This review appeared in the January 1977 issue of Monthly Film Bulletin. The American title of this film was Jailbait.– J.R.
Wildwechsel (Wild Game)
West Germany, 1972
Director: Rainer Werner Fassbinder
Cert — X. dist –- Contemporary. p.c –- InterTel (West German TV). In collaboration with Sender Freies. p — Gerhard Freund. p. sup -– Manfred Kortowski. p. manager -– Rudolf Gürlich, Siegfried B. Glökler. asst. d –- Irm Hermann. sc –- Rainer Werner Fassbinder. Based on the play by Franz-Xaver Kroetz. ph –- Dietrich Lohmann. In colour. ed — Thea Eymèsz, a.d –- Kurt Raab, m -– excerpts from the work of Beethoven. songs -– “You Are My Destiny” by and performed by Paul Anka. l.p –- Eva Mattes (Hanni Schneider), Harry Baer (Hans Bermeier), Jörg von Liebenfels (Erwin Schneider), Ruth Drexel (Hilda Schneider), Rudolf Waldemar Brem (Dieter), Hanna Schygulla (Doctor), Kurt Raab (Factory Boss), El Hedi Ben Salem (Franz’s Friend), Karl Schedit and Klaus Michael Löwitsch (Policemen), Irm Hermann and Marquart Bohm (Police Officials). 9,180 ft. 103 min. Subtitles.

+++

PROBLEM STATEMENT
Answer the following questions using the Wild Game credits above.
(a) What was the film's American title?
(b) Who played Hanni Schneider?
(c) Whose play was the film based on?

PROVIDED INFORMATION
+++

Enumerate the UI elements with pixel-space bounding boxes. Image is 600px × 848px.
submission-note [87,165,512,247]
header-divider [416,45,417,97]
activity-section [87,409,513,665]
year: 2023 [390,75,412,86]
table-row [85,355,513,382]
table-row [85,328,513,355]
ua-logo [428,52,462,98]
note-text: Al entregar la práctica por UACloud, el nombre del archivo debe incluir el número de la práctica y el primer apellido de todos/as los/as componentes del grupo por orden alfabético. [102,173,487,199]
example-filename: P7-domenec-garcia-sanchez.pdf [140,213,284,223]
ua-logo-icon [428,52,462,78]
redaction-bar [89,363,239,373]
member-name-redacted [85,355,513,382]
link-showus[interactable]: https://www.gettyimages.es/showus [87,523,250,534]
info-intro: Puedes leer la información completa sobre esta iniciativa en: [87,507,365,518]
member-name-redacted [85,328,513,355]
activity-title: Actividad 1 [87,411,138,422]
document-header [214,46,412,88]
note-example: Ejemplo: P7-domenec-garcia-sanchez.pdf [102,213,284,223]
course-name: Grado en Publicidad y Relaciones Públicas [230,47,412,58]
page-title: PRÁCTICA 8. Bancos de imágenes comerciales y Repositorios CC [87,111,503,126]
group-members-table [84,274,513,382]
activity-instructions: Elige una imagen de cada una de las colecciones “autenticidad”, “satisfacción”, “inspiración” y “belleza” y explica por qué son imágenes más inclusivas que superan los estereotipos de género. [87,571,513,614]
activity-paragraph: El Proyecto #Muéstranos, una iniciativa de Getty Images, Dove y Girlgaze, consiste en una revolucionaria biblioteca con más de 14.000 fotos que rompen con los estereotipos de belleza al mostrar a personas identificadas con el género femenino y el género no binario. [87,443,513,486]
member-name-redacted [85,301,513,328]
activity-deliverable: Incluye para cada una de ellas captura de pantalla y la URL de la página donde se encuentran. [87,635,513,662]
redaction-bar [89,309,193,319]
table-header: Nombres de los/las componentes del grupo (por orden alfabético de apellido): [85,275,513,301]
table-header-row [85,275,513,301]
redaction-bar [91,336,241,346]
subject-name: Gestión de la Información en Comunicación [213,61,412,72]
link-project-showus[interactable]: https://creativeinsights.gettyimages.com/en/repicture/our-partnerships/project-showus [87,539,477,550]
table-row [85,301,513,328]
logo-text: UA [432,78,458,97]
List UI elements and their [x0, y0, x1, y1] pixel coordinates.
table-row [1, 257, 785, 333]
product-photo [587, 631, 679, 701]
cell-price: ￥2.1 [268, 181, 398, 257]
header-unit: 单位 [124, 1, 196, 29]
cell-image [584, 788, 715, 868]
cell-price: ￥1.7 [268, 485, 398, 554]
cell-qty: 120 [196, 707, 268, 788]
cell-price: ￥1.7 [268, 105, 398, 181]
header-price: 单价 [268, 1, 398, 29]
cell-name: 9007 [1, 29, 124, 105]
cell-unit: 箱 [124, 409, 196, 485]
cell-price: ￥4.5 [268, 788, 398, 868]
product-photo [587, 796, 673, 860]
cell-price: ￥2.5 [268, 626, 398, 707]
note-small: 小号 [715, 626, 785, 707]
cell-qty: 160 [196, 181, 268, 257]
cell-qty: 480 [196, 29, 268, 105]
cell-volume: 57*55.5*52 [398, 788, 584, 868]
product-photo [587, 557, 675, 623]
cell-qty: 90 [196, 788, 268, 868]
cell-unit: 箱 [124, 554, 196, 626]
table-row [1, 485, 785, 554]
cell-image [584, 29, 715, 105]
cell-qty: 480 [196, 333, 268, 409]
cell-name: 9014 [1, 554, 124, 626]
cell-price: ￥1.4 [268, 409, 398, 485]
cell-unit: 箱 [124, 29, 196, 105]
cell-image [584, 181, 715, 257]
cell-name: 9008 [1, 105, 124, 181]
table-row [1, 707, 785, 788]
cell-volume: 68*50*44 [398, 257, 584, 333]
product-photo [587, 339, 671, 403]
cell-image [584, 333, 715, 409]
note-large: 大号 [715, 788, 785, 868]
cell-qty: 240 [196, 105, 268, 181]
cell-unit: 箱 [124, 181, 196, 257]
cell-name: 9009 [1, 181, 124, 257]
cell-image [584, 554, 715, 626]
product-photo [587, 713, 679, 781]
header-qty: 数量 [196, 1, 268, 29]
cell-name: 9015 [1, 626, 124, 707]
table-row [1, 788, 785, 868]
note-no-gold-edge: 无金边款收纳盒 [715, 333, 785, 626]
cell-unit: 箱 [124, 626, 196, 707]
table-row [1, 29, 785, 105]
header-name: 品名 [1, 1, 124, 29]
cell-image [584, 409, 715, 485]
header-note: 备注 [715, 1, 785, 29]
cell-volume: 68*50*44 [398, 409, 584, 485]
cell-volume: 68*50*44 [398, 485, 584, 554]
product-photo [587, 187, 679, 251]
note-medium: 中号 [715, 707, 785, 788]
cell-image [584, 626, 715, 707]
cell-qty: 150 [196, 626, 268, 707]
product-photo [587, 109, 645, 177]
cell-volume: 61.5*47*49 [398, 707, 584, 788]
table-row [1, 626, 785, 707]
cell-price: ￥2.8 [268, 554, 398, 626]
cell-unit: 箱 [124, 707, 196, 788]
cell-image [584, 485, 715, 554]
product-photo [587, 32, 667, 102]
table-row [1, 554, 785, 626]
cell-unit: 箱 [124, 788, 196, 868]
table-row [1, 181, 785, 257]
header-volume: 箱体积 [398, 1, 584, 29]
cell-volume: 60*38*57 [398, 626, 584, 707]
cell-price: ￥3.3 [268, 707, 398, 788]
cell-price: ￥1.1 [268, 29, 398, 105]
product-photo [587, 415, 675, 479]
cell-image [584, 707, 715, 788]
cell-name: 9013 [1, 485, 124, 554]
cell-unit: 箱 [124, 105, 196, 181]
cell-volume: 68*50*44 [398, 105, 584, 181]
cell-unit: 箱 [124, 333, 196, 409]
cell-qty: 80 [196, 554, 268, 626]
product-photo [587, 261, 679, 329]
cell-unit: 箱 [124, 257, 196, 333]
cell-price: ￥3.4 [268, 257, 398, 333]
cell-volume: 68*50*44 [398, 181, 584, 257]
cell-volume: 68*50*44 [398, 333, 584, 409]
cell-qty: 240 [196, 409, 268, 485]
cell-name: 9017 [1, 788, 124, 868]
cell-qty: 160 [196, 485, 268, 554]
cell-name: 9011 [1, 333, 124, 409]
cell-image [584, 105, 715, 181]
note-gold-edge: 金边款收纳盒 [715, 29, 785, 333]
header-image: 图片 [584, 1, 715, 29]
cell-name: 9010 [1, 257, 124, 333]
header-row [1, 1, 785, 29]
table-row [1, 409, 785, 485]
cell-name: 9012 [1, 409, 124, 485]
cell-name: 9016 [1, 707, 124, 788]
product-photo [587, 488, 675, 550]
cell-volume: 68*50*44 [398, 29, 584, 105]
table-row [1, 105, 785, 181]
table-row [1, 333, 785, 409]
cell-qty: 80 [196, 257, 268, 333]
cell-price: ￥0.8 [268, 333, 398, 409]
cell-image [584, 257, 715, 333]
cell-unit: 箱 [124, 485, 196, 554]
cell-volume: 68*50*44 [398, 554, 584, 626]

+++

ANSWER BELOW
(a) Jailbait
(b) Eva Mattes
(c) Franz-Xaver Kroetz